### Given information
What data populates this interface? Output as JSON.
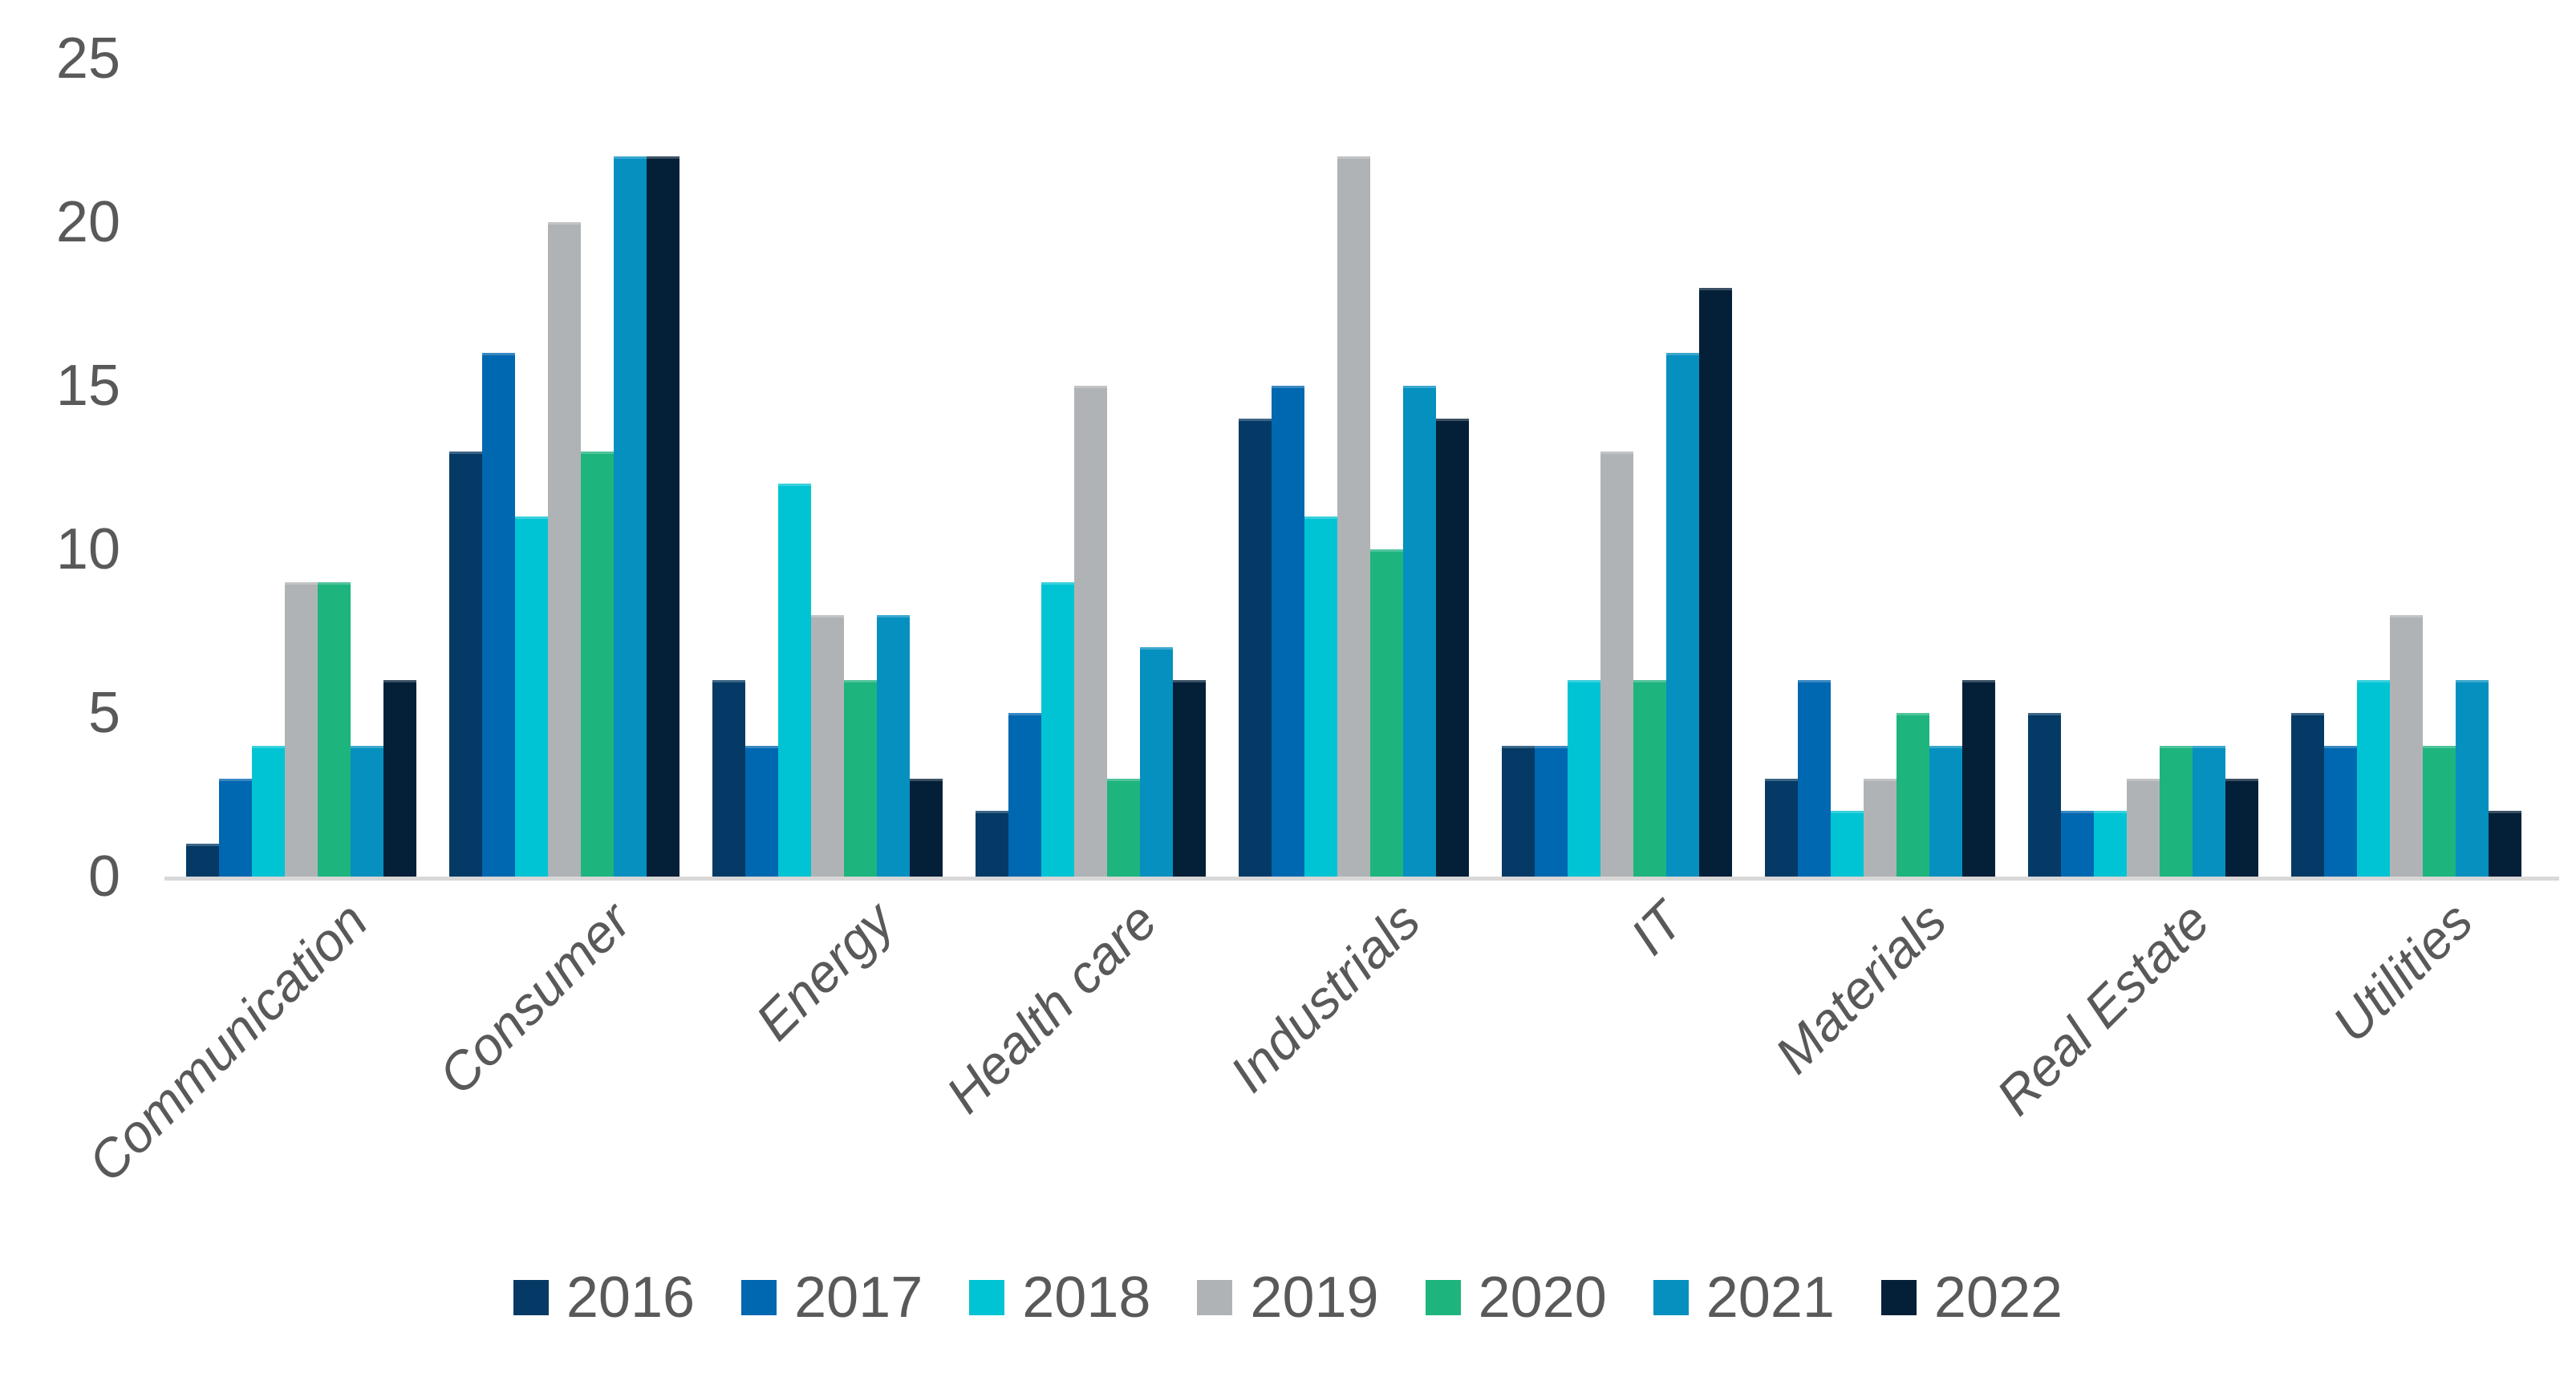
{
  "chart_data": {
    "type": "bar",
    "title": "",
    "xlabel": "",
    "ylabel": "",
    "ylim": [
      0,
      25
    ],
    "yticks": [
      0,
      5,
      10,
      15,
      20,
      25
    ],
    "grid": false,
    "legend_position": "bottom",
    "text_color": "#595959",
    "axis_line_color": "#d8d8d8",
    "categories": [
      "Communication",
      "Consumer",
      "Energy",
      "Health care",
      "Industrials",
      "IT",
      "Materials",
      "Real Estate",
      "Utilities"
    ],
    "series": [
      {
        "name": "2016",
        "color": "#043a65",
        "values": [
          1,
          13,
          6,
          2,
          14,
          4,
          3,
          5,
          5
        ]
      },
      {
        "name": "2017",
        "color": "#0067b1",
        "values": [
          3,
          16,
          4,
          5,
          15,
          4,
          6,
          2,
          4
        ]
      },
      {
        "name": "2018",
        "color": "#00c4d4",
        "values": [
          4,
          11,
          12,
          9,
          11,
          6,
          2,
          2,
          6
        ]
      },
      {
        "name": "2019",
        "color": "#b0b3b5",
        "values": [
          9,
          20,
          8,
          15,
          22,
          13,
          3,
          3,
          8
        ]
      },
      {
        "name": "2020",
        "color": "#1eb47e",
        "values": [
          9,
          13,
          6,
          3,
          10,
          6,
          5,
          4,
          4
        ]
      },
      {
        "name": "2021",
        "color": "#0590c0",
        "values": [
          4,
          22,
          8,
          7,
          15,
          16,
          4,
          4,
          6
        ]
      },
      {
        "name": "2022",
        "color": "#041f38",
        "values": [
          6,
          22,
          3,
          6,
          14,
          18,
          6,
          3,
          2
        ]
      }
    ]
  },
  "layout_note_values_visible_only": true
}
######
Problem statement: Filter the records, keeping only lines that contain "name", and show those lines.

Complete answer:
        "name": "2016",
        "name": "2017",
        "name": "2018",
        "name": "2019",
        "name": "2020",
        "name": "2021",
        "name": "2022",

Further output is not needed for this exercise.